> **Set problem**: Copy each line of the records that holds the string "caption".

> **Given records**:

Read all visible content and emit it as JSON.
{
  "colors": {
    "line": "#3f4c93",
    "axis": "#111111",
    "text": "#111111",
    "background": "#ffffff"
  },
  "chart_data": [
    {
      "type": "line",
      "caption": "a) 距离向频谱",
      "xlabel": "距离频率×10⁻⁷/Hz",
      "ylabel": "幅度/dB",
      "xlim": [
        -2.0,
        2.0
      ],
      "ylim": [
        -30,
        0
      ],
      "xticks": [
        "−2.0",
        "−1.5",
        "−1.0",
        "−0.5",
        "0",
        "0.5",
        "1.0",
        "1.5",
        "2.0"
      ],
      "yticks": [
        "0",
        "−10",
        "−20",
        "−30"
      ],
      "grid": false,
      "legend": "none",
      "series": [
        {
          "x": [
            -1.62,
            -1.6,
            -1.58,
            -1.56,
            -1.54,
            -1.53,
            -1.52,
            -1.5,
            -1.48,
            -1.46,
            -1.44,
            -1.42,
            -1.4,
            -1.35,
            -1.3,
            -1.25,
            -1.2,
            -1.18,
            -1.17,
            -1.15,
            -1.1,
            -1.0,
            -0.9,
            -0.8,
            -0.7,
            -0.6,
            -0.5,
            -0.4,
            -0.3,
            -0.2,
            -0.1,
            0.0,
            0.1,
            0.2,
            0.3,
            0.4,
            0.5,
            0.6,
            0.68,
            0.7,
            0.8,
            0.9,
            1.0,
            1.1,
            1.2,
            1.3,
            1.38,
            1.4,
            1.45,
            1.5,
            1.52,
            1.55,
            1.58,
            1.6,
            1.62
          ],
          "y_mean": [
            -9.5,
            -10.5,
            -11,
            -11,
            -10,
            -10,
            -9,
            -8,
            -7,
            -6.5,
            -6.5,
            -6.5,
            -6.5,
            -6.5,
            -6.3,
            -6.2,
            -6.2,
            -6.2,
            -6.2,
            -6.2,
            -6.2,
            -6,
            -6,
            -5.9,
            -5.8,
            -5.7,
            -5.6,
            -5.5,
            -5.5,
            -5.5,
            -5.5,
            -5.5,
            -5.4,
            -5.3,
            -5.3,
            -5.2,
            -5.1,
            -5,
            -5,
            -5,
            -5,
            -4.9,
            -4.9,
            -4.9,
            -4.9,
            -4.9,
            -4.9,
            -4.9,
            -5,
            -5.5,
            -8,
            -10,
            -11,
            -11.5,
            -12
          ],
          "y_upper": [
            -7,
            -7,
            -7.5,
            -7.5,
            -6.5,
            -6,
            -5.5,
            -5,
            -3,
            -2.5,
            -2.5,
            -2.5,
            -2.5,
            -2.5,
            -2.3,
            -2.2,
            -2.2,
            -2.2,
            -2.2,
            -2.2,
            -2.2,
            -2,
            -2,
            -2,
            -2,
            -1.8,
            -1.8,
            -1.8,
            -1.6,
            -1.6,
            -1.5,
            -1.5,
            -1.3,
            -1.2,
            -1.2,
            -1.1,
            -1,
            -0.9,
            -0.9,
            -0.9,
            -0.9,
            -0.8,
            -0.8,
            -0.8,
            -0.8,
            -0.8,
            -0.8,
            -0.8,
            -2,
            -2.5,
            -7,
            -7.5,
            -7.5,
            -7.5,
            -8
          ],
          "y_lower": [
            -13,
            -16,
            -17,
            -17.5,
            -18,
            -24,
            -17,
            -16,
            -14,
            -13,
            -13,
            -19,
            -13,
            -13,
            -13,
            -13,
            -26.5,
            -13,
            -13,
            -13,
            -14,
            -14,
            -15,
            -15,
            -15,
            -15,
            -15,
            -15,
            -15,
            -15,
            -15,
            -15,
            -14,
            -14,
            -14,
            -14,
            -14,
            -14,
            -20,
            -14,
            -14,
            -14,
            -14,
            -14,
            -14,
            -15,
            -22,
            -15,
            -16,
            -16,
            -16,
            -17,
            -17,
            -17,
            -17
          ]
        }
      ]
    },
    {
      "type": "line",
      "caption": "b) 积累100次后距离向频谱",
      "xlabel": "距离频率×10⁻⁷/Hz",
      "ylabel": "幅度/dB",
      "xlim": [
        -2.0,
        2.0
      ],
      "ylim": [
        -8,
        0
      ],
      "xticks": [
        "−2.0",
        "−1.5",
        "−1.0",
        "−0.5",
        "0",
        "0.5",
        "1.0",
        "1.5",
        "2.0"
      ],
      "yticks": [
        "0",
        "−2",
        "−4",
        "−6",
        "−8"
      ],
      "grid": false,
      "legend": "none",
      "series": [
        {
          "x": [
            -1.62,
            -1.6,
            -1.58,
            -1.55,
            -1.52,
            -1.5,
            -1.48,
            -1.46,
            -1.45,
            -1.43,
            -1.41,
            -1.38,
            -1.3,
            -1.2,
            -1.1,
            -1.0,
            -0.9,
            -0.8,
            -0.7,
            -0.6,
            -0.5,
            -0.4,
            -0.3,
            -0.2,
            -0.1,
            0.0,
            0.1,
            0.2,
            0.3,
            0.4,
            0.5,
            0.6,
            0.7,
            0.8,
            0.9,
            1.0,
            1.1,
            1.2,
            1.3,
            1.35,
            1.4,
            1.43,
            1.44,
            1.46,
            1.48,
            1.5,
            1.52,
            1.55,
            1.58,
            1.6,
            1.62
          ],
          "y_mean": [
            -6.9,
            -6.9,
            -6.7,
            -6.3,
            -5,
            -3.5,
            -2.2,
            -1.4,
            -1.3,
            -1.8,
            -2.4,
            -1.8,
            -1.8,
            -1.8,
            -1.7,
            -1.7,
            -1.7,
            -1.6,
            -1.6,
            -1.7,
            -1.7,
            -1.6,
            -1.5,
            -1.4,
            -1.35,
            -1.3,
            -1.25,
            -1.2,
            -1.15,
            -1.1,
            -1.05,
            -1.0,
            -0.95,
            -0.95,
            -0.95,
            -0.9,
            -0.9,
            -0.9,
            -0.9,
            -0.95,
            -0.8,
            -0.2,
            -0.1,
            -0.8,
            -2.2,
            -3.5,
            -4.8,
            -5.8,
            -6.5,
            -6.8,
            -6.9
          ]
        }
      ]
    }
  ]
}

> **Expected answer**:
      "caption": "a) 距离向频谱",
      "caption": "b) 积累100次后距离向频谱",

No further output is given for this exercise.